Exercise details —
Go through the lines below. Copy those with "lipoproteins".

Records for processing —

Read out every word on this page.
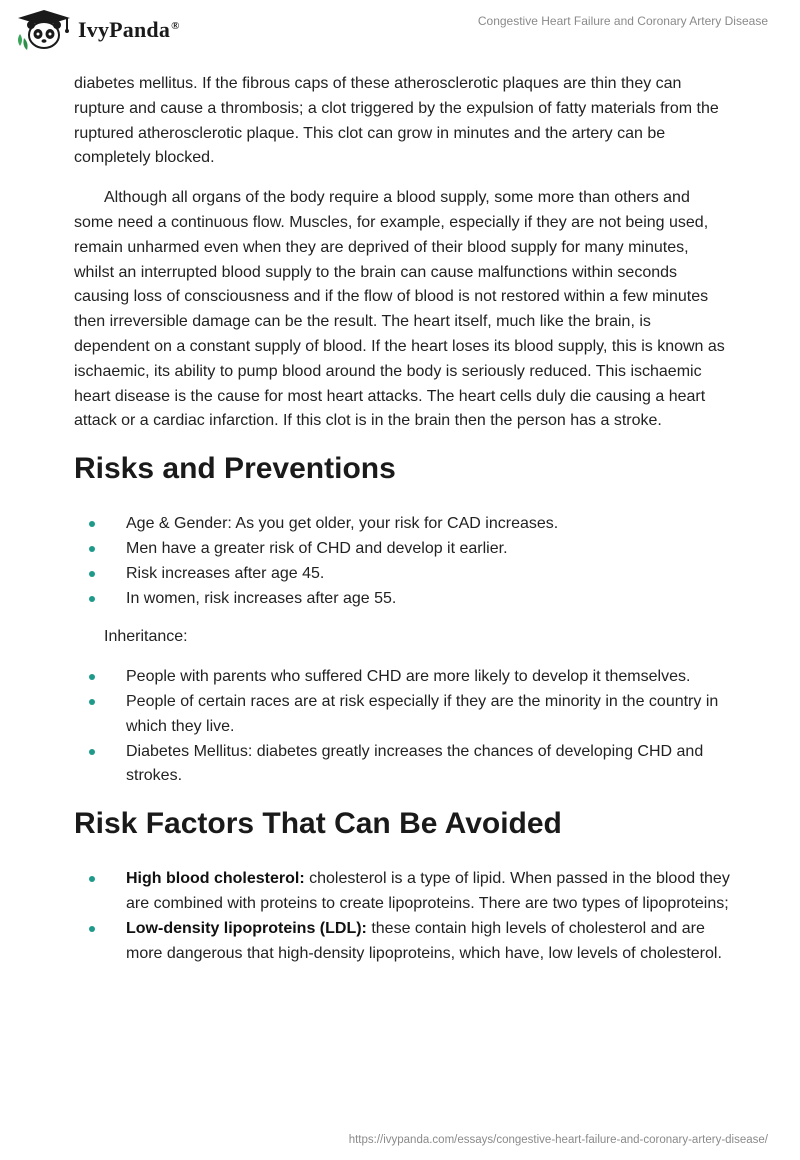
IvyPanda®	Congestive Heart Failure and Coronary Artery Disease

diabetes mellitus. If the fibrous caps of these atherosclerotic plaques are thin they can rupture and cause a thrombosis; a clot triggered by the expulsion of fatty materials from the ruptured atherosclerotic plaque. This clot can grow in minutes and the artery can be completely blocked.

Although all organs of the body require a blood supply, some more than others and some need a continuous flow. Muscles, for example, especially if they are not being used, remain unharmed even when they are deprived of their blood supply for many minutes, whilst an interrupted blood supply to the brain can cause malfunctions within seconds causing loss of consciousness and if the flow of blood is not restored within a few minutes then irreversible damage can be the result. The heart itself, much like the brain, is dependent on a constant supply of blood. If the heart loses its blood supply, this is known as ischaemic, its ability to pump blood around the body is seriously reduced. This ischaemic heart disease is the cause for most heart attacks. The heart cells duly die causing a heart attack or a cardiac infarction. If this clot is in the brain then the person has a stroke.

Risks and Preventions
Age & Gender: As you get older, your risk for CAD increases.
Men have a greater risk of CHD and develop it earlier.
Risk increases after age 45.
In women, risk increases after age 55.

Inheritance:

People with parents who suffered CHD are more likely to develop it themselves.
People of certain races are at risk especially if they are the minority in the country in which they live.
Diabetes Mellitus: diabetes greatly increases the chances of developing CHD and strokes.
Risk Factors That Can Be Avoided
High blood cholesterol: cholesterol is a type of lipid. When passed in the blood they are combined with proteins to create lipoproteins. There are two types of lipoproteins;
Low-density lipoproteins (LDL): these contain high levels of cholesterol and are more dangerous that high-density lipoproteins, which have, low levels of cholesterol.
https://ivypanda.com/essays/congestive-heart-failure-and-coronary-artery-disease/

Result of the exercise —
High blood cholesterol: cholesterol is a type of lipid. When passed in the blood they are combined with proteins to create lipoproteins. There are two types of lipoproteins;
Low-density lipoproteins (LDL): these contain high levels of cholesterol and are more dangerous that high-density lipoproteins, which have, low levels of cholesterol.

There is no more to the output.